Among the entries, which lines carry the string "icon"? Copy each of them.

| Dataset rows |
# # # #

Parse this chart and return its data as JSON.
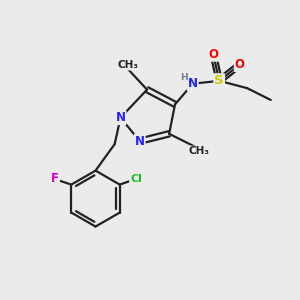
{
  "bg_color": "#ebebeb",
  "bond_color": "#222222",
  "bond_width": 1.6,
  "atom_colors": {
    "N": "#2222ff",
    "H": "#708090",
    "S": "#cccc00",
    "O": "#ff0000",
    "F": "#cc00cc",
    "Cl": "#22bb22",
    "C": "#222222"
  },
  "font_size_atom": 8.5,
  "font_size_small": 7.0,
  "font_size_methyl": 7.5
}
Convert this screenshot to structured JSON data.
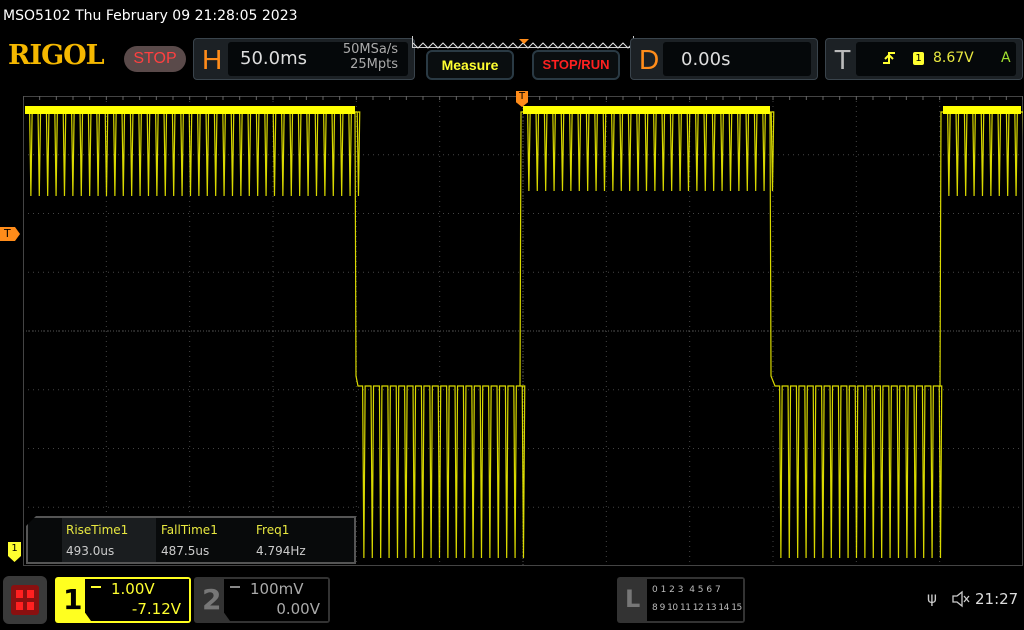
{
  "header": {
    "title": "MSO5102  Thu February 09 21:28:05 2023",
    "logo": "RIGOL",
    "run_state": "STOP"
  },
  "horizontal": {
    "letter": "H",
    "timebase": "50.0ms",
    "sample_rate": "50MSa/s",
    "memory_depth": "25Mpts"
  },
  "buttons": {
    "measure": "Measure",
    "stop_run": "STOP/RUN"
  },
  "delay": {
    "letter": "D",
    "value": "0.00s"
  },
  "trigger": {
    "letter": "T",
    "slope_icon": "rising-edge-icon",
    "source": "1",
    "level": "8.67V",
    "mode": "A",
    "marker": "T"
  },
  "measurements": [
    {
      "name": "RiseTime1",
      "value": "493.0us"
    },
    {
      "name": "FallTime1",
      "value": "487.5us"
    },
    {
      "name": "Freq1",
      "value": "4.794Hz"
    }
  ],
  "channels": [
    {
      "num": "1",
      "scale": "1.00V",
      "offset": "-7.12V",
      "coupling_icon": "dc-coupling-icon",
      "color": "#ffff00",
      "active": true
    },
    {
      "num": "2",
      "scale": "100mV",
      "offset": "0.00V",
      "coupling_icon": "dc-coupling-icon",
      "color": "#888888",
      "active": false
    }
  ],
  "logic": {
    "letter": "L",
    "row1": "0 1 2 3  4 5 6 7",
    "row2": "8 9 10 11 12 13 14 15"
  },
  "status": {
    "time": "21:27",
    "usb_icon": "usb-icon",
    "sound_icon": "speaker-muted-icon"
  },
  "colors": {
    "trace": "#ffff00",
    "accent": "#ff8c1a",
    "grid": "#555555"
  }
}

# # # #

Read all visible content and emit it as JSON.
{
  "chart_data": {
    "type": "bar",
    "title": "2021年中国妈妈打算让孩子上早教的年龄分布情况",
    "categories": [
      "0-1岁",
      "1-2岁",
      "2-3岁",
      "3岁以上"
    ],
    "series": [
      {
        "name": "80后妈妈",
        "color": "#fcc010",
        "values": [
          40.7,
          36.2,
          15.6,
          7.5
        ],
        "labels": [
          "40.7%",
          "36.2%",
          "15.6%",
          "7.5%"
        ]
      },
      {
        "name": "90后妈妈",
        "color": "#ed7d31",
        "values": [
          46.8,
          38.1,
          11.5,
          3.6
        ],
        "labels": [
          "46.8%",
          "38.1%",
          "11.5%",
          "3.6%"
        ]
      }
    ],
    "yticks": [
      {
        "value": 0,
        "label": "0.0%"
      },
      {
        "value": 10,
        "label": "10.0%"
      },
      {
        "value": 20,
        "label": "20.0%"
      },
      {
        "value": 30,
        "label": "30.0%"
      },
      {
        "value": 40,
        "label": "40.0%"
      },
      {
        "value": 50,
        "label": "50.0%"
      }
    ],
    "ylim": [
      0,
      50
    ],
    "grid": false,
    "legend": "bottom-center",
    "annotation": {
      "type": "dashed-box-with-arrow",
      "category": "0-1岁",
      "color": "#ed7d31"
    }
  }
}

# # # #

| Task response |
    "slope_icon": "rising-edge-icon",
      "coupling_icon": "dc-coupling-icon",
      "coupling_icon": "dc-coupling-icon",
    "usb_icon": "usb-icon",
    "sound_icon": "speaker-muted-icon"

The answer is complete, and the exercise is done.